(Records from a collection of figures)
-=-=-=-=-

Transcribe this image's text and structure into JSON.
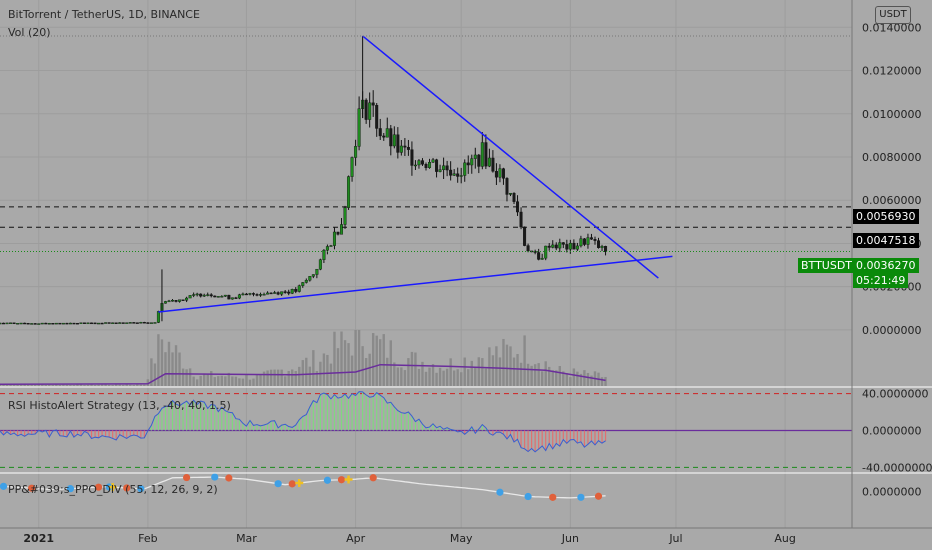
{
  "header": {
    "symbol_title": "BitTorrent / TetherUS, 1D, BINANCE",
    "vol_label": "Vol (20)",
    "currency_button": "USDT",
    "rsi_label": "RSI HistoAlert Strategy (13, -40, 40, 1.5)",
    "ppo_label": "PP&#039;s_PPO_DIV (55, 12, 26, 9, 2)"
  },
  "price_axis": {
    "ticks": [
      "0.0140000",
      "0.0120000",
      "0.0100000",
      "0.0080000",
      "0.0060000",
      "0.0040000",
      "0.0020000",
      "0.0000000"
    ],
    "tick_values": [
      0.014,
      0.012,
      0.01,
      0.008,
      0.006,
      0.004,
      0.002,
      0.0
    ],
    "tags": {
      "level_1": "0.0056930",
      "level_2": "0.0047518",
      "symbol": "BTTUSDT",
      "last_price": "0.0036270",
      "countdown": "05:21:49"
    }
  },
  "rsi_axis": {
    "ticks": [
      "40.0000000",
      "0.0000000",
      "-40.0000000"
    ]
  },
  "ppo_axis": {
    "ticks": [
      "0.0000000"
    ]
  },
  "time_axis": {
    "labels": [
      "2021",
      "Feb",
      "Mar",
      "Apr",
      "May",
      "Jun",
      "Jul",
      "Aug"
    ]
  },
  "colors": {
    "background": "#a9a9a9",
    "up_candle": "#1f8a1f",
    "down_candle": "#1a1a1a",
    "trendline": "#1a1aff",
    "volume_ma": "#6a2d9c",
    "rsi_line": "#3a5fd0",
    "rsi_pos": "#7fd97f",
    "rsi_neg": "#e07070",
    "level_line": "#111111",
    "green_dash": "#1a8a1a",
    "red_dash": "#d02020"
  },
  "chart_data": [
    {
      "type": "candlestick",
      "title": "BitTorrent / TetherUS, 1D, BINANCE",
      "x_range": [
        "2020-12-21",
        "2021-08-20"
      ],
      "ylim": [
        -0.0013,
        0.0148
      ],
      "x_ticks": [
        "2021",
        "Feb",
        "Mar",
        "Apr",
        "May",
        "Jun",
        "Jul",
        "Aug"
      ],
      "price_series": [
        {
          "date": "2020-12-21",
          "close": 0.00031
        },
        {
          "date": "2021-01-04",
          "close": 0.00031
        },
        {
          "date": "2021-01-18",
          "close": 0.00032
        },
        {
          "date": "2021-01-31",
          "close": 0.00034
        },
        {
          "date": "2021-02-03",
          "close": 0.00035
        },
        {
          "date": "2021-02-05",
          "close": 0.0013
        },
        {
          "date": "2021-02-10",
          "close": 0.0014
        },
        {
          "date": "2021-02-17",
          "close": 0.0017
        },
        {
          "date": "2021-02-24",
          "close": 0.0015
        },
        {
          "date": "2021-03-05",
          "close": 0.0017
        },
        {
          "date": "2021-03-15",
          "close": 0.0018
        },
        {
          "date": "2021-03-20",
          "close": 0.0026
        },
        {
          "date": "2021-03-24",
          "close": 0.0038
        },
        {
          "date": "2021-03-28",
          "close": 0.005
        },
        {
          "date": "2021-03-31",
          "close": 0.008
        },
        {
          "date": "2021-04-02",
          "close": 0.01
        },
        {
          "date": "2021-04-05",
          "close": 0.0105
        },
        {
          "date": "2021-04-08",
          "close": 0.0092
        },
        {
          "date": "2021-04-14",
          "close": 0.0082
        },
        {
          "date": "2021-04-20",
          "close": 0.0079
        },
        {
          "date": "2021-04-26",
          "close": 0.0075
        },
        {
          "date": "2021-05-02",
          "close": 0.0074
        },
        {
          "date": "2021-05-07",
          "close": 0.0082
        },
        {
          "date": "2021-05-12",
          "close": 0.0072
        },
        {
          "date": "2021-05-15",
          "close": 0.0062
        },
        {
          "date": "2021-05-17",
          "close": 0.0055
        },
        {
          "date": "2021-05-19",
          "close": 0.004
        },
        {
          "date": "2021-05-23",
          "close": 0.0032
        },
        {
          "date": "2021-05-26",
          "close": 0.004
        },
        {
          "date": "2021-06-01",
          "close": 0.0038
        },
        {
          "date": "2021-06-06",
          "close": 0.0042
        },
        {
          "date": "2021-06-11",
          "close": 0.0036
        }
      ],
      "key_points": {
        "peak": {
          "date": "2021-04-03",
          "high": 0.0136
        },
        "feb_spike": {
          "date": "2021-02-05",
          "high": 0.0028
        },
        "last_close": 0.003627
      },
      "horizontal_levels": [
        {
          "value": 0.005693,
          "label": "0.0056930",
          "style": "dashed"
        },
        {
          "value": 0.0047518,
          "label": "0.0047518",
          "style": "dashed"
        }
      ],
      "trendlines": [
        {
          "from": {
            "date": "2021-02-04",
            "value": 0.00083
          },
          "to": {
            "date": "2021-06-30",
            "value": 0.0034
          }
        },
        {
          "from": {
            "date": "2021-04-03",
            "value": 0.0136
          },
          "to": {
            "date": "2021-06-26",
            "value": 0.0024
          }
        }
      ]
    },
    {
      "type": "bar",
      "title": "Vol (20)",
      "x_range": [
        "2020-12-21",
        "2021-08-20"
      ],
      "ylim": [
        0,
        1
      ],
      "relative_values": [
        {
          "date": "2020-12-21",
          "value": 0.02
        },
        {
          "date": "2021-01-31",
          "value": 0.03
        },
        {
          "date": "2021-02-05",
          "value": 0.95
        },
        {
          "date": "2021-02-15",
          "value": 0.22
        },
        {
          "date": "2021-03-05",
          "value": 0.18
        },
        {
          "date": "2021-03-22",
          "value": 0.55
        },
        {
          "date": "2021-03-26",
          "value": 0.75
        },
        {
          "date": "2021-04-03",
          "value": 1.0
        },
        {
          "date": "2021-04-15",
          "value": 0.55
        },
        {
          "date": "2021-04-26",
          "value": 0.4
        },
        {
          "date": "2021-05-07",
          "value": 0.6
        },
        {
          "date": "2021-05-19",
          "value": 0.75
        },
        {
          "date": "2021-05-28",
          "value": 0.3
        },
        {
          "date": "2021-06-11",
          "value": 0.18
        }
      ],
      "moving_average": [
        {
          "date": "2020-12-21",
          "value": 0.03
        },
        {
          "date": "2021-02-01",
          "value": 0.04
        },
        {
          "date": "2021-02-06",
          "value": 0.22
        },
        {
          "date": "2021-03-15",
          "value": 0.2
        },
        {
          "date": "2021-04-01",
          "value": 0.25
        },
        {
          "date": "2021-04-08",
          "value": 0.38
        },
        {
          "date": "2021-04-28",
          "value": 0.35
        },
        {
          "date": "2021-05-12",
          "value": 0.32
        },
        {
          "date": "2021-05-25",
          "value": 0.28
        },
        {
          "date": "2021-06-11",
          "value": 0.1
        }
      ]
    },
    {
      "type": "area",
      "title": "RSI HistoAlert Strategy (13, -40, 40, 1.5)",
      "ylim": [
        -45,
        45
      ],
      "levels": [
        40,
        0,
        -40
      ],
      "series": [
        {
          "date": "2020-12-21",
          "value": -4
        },
        {
          "date": "2021-01-10",
          "value": -3
        },
        {
          "date": "2021-01-20",
          "value": -7
        },
        {
          "date": "2021-01-31",
          "value": -6
        },
        {
          "date": "2021-02-05",
          "value": 28
        },
        {
          "date": "2021-02-12",
          "value": 30
        },
        {
          "date": "2021-02-20",
          "value": 26
        },
        {
          "date": "2021-03-01",
          "value": 8
        },
        {
          "date": "2021-03-15",
          "value": 6
        },
        {
          "date": "2021-03-22",
          "value": 38
        },
        {
          "date": "2021-04-01",
          "value": 38
        },
        {
          "date": "2021-04-06",
          "value": 40
        },
        {
          "date": "2021-04-12",
          "value": 26
        },
        {
          "date": "2021-04-20",
          "value": 8
        },
        {
          "date": "2021-04-30",
          "value": -4
        },
        {
          "date": "2021-05-07",
          "value": 3
        },
        {
          "date": "2021-05-15",
          "value": -8
        },
        {
          "date": "2021-05-20",
          "value": -20
        },
        {
          "date": "2021-05-25",
          "value": -18
        },
        {
          "date": "2021-06-01",
          "value": -12
        },
        {
          "date": "2021-06-05",
          "value": -16
        },
        {
          "date": "2021-06-11",
          "value": -14
        }
      ]
    },
    {
      "type": "line",
      "title": "PP&#039;s_PPO_DIV (55, 12, 26, 9, 2)",
      "ylim": [
        -2.4,
        1.2
      ],
      "series": [
        {
          "date": "2020-12-21",
          "value": 0.4
        },
        {
          "date": "2021-01-05",
          "value": 0.15
        },
        {
          "date": "2021-01-20",
          "value": 0.35
        },
        {
          "date": "2021-01-31",
          "value": 0.2
        },
        {
          "date": "2021-02-08",
          "value": 1.0
        },
        {
          "date": "2021-02-20",
          "value": 1.05
        },
        {
          "date": "2021-03-01",
          "value": 0.9
        },
        {
          "date": "2021-03-12",
          "value": 0.5
        },
        {
          "date": "2021-03-22",
          "value": 0.8
        },
        {
          "date": "2021-04-01",
          "value": 0.9
        },
        {
          "date": "2021-04-06",
          "value": 1.0
        },
        {
          "date": "2021-04-20",
          "value": 0.55
        },
        {
          "date": "2021-05-07",
          "value": 0.15
        },
        {
          "date": "2021-05-20",
          "value": -0.35
        },
        {
          "date": "2021-06-01",
          "value": -0.45
        },
        {
          "date": "2021-06-11",
          "value": -0.3
        }
      ]
    }
  ]
}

-=-=-=-=-

**EXERCISE PROMPT**
Scan the data above and copy every line with "type" in it.

**FULL OUTPUT**
      "type": "candlestick",
      "type": "bar",
      "type": "area",
      "type": "line",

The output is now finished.